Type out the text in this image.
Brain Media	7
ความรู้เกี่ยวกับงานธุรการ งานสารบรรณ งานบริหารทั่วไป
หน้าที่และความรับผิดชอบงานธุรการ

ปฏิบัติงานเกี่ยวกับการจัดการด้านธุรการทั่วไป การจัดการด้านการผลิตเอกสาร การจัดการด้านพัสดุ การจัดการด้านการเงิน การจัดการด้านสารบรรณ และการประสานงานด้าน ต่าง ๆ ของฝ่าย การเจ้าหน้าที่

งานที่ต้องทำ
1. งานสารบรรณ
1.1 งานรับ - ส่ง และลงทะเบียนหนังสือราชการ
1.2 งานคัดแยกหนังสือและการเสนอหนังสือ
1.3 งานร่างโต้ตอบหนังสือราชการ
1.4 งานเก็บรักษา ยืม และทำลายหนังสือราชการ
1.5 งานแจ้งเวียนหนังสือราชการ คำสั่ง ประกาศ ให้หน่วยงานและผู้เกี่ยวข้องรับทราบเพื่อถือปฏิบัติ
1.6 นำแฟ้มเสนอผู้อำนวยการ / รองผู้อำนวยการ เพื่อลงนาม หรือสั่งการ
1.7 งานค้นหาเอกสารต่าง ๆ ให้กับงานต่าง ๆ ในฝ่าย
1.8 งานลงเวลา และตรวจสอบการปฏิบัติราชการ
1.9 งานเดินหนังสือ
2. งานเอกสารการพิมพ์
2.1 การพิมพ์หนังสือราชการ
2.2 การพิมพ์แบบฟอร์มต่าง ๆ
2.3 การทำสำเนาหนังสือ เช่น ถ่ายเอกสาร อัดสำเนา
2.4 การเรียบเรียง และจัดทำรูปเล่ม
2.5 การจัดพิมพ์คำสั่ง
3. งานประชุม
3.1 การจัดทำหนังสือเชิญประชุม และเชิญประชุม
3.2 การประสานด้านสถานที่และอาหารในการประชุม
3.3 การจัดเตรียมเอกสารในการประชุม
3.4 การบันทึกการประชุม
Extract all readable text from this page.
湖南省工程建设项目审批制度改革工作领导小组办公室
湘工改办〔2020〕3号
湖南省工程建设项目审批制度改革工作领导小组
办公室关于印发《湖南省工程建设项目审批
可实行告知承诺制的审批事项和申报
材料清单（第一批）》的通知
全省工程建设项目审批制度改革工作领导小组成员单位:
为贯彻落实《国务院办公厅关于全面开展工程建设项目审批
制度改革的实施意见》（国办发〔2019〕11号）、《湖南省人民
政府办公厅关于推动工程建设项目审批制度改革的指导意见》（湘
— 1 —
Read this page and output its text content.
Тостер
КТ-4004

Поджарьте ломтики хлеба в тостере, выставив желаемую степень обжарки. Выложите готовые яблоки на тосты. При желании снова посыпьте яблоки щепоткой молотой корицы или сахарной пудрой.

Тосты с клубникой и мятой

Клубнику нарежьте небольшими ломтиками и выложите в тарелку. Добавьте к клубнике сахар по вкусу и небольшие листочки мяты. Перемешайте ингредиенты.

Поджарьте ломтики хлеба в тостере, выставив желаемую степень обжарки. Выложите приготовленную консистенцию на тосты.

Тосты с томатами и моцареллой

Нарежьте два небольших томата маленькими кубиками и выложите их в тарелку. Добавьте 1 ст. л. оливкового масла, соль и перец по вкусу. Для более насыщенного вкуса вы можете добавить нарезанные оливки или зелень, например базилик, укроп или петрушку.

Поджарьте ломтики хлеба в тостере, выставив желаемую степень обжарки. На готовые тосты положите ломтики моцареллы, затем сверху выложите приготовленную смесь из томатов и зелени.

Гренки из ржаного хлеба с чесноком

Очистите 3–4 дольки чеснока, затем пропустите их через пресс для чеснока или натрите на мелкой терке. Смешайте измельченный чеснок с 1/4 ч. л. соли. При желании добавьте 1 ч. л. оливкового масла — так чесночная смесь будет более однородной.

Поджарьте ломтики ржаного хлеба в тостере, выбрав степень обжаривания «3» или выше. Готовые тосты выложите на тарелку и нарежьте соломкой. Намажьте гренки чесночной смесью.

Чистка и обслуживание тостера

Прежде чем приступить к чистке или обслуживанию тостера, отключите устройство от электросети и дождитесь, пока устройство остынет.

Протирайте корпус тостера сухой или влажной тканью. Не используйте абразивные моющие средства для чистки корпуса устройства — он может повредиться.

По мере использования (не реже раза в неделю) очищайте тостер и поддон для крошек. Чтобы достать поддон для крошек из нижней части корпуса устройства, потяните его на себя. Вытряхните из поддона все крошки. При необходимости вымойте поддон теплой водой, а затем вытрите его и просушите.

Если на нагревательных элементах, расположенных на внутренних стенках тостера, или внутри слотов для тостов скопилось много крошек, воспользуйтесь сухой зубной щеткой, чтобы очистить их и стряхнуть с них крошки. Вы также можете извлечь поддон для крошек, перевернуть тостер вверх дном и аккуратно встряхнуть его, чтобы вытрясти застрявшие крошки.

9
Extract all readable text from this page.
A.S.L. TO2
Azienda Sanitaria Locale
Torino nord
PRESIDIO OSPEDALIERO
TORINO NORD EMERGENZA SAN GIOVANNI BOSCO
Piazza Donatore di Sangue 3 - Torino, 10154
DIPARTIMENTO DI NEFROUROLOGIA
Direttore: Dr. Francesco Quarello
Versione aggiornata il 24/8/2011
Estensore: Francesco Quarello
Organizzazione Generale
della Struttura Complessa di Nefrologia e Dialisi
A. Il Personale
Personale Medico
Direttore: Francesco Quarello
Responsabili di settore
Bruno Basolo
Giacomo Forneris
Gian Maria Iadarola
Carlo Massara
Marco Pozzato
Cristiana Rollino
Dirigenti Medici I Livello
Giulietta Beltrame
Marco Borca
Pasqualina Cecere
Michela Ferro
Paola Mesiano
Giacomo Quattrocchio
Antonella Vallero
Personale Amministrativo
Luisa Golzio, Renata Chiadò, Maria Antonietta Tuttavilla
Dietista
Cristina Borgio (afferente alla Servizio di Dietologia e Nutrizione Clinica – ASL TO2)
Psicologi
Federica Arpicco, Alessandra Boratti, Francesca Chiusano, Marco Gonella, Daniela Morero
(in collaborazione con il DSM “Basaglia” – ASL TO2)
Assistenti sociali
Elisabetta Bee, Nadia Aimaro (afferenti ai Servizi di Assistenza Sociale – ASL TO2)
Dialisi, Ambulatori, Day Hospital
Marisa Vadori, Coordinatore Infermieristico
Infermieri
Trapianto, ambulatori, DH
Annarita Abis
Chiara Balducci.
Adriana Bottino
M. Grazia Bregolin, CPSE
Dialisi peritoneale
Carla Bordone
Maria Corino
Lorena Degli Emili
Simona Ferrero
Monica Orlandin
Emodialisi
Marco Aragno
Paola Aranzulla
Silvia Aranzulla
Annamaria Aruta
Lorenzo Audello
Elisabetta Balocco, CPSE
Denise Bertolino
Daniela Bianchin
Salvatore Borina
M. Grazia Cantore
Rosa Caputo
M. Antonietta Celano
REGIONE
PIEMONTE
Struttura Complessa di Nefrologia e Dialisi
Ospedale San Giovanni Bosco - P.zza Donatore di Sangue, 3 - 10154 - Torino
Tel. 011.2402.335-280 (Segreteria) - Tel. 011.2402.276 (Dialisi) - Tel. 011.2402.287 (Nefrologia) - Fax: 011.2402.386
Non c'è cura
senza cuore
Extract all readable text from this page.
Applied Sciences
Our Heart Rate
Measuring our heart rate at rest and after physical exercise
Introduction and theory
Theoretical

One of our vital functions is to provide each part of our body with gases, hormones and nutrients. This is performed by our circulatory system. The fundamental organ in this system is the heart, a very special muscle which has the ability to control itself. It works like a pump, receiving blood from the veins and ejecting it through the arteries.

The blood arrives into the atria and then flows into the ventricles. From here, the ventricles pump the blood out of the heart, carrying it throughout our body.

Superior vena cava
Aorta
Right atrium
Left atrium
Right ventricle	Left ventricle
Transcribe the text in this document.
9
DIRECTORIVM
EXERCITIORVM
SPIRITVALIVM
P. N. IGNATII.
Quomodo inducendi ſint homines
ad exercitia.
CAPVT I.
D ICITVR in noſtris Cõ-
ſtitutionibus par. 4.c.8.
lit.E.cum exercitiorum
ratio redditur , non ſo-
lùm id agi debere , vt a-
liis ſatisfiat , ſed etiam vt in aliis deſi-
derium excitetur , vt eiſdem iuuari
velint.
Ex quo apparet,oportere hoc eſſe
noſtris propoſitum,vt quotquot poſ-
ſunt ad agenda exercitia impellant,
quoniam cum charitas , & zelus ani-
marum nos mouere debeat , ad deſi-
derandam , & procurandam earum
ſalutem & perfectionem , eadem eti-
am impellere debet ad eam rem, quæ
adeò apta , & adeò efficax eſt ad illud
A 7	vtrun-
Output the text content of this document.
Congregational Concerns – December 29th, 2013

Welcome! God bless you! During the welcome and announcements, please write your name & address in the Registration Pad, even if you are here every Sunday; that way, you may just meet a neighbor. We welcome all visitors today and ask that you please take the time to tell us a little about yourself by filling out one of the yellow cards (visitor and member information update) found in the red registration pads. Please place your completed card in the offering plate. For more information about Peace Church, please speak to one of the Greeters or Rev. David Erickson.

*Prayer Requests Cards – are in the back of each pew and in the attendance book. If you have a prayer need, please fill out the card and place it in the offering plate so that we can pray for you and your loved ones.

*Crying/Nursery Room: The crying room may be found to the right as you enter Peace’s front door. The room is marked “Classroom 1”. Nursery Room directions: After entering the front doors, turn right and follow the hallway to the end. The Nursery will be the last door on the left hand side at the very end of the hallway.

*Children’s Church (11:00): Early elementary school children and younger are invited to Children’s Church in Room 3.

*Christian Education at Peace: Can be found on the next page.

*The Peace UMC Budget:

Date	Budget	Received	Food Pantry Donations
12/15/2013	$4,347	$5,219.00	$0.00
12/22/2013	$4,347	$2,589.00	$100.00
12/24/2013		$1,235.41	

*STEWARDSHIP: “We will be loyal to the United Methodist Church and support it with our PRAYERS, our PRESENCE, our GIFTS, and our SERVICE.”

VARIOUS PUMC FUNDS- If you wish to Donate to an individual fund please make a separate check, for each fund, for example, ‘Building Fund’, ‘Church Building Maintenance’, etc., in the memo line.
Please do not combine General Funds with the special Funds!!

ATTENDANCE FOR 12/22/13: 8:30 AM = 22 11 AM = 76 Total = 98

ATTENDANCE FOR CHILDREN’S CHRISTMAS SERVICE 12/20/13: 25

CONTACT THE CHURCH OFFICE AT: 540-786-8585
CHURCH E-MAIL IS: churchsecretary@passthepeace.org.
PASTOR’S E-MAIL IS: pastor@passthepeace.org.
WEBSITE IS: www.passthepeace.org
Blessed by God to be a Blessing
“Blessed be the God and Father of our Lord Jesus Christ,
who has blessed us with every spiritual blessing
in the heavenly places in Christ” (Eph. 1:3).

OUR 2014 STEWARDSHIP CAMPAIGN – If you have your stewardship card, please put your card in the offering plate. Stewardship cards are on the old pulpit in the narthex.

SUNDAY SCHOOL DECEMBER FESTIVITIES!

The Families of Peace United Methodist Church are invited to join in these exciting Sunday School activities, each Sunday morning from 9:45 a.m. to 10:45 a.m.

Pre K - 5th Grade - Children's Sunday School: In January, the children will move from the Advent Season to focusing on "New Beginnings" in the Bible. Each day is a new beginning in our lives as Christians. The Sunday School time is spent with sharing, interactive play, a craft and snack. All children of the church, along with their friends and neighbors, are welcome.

============

### Your objective
Tally up the lines with the word "Marco" in them, and answer with that number by itself.

### Complete answer
4